Required task:
Rewrite the records starting at the beginning and ending at the line that contains "0, 52, 678]", putting "source-line" wherever "code-line" appears and leaving everything else unchanged.

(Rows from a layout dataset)
:::::

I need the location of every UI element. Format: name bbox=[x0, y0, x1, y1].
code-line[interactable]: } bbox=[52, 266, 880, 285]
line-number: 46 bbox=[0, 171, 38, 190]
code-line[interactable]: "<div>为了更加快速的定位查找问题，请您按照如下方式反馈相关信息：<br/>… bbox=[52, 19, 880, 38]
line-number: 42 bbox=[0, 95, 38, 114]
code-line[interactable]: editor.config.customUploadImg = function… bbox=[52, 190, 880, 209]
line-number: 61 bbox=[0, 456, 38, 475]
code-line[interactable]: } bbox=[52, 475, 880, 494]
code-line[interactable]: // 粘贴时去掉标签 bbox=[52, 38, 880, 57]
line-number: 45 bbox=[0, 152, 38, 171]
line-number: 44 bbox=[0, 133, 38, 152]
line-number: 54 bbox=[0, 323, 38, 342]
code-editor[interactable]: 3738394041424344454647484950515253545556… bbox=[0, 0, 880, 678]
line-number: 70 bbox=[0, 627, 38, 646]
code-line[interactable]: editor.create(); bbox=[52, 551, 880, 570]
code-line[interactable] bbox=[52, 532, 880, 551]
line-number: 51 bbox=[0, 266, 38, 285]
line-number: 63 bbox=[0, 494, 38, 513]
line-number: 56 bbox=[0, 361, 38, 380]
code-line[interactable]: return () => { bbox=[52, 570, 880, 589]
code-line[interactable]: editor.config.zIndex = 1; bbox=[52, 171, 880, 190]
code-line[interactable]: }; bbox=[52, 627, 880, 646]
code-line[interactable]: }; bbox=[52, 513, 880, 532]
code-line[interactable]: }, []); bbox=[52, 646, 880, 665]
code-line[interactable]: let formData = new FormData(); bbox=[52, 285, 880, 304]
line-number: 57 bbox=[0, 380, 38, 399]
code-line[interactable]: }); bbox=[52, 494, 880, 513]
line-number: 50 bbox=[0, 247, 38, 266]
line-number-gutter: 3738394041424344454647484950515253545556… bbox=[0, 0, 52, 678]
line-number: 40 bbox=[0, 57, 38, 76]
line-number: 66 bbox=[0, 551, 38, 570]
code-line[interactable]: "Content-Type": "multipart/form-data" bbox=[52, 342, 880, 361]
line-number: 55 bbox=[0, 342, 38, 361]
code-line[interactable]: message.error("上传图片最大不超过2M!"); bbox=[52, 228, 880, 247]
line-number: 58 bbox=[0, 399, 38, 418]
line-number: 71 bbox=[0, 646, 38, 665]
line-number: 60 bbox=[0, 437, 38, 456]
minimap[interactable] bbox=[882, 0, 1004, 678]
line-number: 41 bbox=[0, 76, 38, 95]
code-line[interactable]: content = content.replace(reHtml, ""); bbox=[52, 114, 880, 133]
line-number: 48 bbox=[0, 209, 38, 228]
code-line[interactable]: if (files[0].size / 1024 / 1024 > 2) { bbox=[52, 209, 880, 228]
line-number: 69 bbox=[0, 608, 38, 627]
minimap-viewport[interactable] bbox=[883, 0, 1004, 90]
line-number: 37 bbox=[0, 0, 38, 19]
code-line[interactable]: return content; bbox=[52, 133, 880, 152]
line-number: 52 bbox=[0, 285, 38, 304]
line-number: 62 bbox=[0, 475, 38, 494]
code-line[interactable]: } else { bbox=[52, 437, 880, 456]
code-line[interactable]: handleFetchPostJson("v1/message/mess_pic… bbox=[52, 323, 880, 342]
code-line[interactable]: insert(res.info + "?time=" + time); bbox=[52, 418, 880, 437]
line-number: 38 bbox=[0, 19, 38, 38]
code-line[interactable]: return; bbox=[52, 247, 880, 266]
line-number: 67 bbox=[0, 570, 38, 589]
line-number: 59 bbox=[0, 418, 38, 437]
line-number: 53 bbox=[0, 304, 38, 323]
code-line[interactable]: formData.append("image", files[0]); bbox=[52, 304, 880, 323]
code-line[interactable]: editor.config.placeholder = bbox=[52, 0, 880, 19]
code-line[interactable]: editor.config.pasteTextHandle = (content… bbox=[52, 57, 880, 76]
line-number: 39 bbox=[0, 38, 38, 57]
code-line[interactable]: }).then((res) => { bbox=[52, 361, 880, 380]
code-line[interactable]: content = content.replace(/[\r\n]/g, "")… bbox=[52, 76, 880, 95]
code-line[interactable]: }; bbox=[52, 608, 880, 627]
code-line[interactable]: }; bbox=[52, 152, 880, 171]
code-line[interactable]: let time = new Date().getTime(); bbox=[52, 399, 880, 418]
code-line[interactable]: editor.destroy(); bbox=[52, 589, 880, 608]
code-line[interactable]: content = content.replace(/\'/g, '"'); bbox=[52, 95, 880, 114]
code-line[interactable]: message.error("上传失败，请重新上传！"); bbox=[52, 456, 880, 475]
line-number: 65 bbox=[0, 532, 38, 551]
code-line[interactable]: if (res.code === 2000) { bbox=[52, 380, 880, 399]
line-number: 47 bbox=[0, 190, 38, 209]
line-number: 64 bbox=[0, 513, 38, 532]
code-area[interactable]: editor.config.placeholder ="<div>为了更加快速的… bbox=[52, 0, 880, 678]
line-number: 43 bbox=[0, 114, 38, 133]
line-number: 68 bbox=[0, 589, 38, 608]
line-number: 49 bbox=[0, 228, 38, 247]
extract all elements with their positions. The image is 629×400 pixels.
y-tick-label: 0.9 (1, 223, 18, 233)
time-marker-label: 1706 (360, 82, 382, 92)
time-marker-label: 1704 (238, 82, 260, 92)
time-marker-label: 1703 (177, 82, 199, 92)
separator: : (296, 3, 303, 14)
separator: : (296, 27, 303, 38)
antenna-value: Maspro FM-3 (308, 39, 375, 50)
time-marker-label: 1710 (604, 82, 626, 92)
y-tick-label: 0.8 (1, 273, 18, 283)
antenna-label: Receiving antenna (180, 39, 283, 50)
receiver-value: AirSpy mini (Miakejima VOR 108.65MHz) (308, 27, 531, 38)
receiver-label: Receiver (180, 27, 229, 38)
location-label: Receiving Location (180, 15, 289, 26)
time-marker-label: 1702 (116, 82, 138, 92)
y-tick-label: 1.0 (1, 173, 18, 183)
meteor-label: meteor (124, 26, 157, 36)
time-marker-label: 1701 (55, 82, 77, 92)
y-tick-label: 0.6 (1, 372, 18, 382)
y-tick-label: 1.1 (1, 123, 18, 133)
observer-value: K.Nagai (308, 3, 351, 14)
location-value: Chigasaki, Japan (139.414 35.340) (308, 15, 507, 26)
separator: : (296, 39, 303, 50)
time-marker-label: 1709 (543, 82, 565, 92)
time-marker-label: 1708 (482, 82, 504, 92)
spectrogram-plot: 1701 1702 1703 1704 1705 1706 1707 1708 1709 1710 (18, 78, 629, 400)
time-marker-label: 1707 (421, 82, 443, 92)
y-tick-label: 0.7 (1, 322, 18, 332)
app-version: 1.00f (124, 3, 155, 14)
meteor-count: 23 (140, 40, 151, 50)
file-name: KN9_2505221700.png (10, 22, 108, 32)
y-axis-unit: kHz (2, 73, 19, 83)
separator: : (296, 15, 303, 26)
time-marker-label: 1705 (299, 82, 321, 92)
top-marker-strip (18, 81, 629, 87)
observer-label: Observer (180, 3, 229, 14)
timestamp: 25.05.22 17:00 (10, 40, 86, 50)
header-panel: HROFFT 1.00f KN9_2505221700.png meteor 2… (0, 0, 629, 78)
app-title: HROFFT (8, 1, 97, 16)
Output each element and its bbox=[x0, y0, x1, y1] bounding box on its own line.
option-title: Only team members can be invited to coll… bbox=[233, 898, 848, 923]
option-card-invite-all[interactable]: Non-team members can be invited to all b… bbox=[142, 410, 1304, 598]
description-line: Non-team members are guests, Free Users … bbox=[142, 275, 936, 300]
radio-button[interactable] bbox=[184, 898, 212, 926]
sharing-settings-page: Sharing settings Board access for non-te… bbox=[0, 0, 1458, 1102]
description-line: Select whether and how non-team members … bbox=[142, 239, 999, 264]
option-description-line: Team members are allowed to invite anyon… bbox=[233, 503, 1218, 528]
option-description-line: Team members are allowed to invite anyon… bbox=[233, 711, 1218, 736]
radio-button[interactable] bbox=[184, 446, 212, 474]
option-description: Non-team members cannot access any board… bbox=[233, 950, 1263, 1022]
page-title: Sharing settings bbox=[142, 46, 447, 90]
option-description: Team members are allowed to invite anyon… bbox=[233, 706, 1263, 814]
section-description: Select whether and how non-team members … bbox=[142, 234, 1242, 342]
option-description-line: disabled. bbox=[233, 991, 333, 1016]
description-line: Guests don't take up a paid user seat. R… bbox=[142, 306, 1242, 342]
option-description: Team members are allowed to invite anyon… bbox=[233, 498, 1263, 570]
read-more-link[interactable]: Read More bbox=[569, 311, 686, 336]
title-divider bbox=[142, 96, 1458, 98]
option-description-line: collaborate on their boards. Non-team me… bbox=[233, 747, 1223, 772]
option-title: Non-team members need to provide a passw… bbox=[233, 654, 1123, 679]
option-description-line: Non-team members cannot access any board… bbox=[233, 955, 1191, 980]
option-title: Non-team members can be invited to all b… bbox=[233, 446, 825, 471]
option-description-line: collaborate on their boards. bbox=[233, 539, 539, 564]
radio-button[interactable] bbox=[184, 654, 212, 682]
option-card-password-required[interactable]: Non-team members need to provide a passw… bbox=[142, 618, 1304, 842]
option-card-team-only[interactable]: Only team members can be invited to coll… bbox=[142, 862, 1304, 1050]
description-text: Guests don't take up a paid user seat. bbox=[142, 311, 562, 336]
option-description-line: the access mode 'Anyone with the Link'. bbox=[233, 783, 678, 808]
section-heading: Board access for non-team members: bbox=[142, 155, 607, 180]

:::::

Solution:
I need the location of every UI element. Format: name bbox=[x0, y0, x1, y1].
source-line[interactable]: } bbox=[52, 266, 880, 285]
line-number: 46 bbox=[0, 171, 38, 190]
source-line[interactable]: "<div>为了更加快速的定位查找问题，请您按照如下方式反馈相关信息：<br/>… bbox=[52, 19, 880, 38]
line-number: 42 bbox=[0, 95, 38, 114]
source-line[interactable]: editor.config.customUploadImg = function… bbox=[52, 190, 880, 209]
line-number: 61 bbox=[0, 456, 38, 475]
source-line[interactable]: } bbox=[52, 475, 880, 494]
source-line[interactable]: // 粘贴时去掉标签 bbox=[52, 38, 880, 57]
line-number: 45 bbox=[0, 152, 38, 171]
line-number: 44 bbox=[0, 133, 38, 152]
line-number: 54 bbox=[0, 323, 38, 342]
code-editor[interactable]: 3738394041424344454647484950515253545556… bbox=[0, 0, 880, 678]
line-number: 70 bbox=[0, 627, 38, 646]
source-line[interactable]: editor.create(); bbox=[52, 551, 880, 570]
source-line[interactable] bbox=[52, 532, 880, 551]
line-number: 51 bbox=[0, 266, 38, 285]
line-number: 63 bbox=[0, 494, 38, 513]
line-number: 56 bbox=[0, 361, 38, 380]
source-line[interactable]: return () => { bbox=[52, 570, 880, 589]
source-line[interactable]: editor.config.zIndex = 1; bbox=[52, 171, 880, 190]
source-line[interactable]: }; bbox=[52, 627, 880, 646]
source-line[interactable]: }; bbox=[52, 513, 880, 532]
source-line[interactable]: }, []); bbox=[52, 646, 880, 665]
source-line[interactable]: let formData = new FormData(); bbox=[52, 285, 880, 304]
line-number: 57 bbox=[0, 380, 38, 399]
source-line[interactable]: }); bbox=[52, 494, 880, 513]
line-number: 50 bbox=[0, 247, 38, 266]
line-number-gutter: 3738394041424344454647484950515253545556… bbox=[0, 0, 52, 678]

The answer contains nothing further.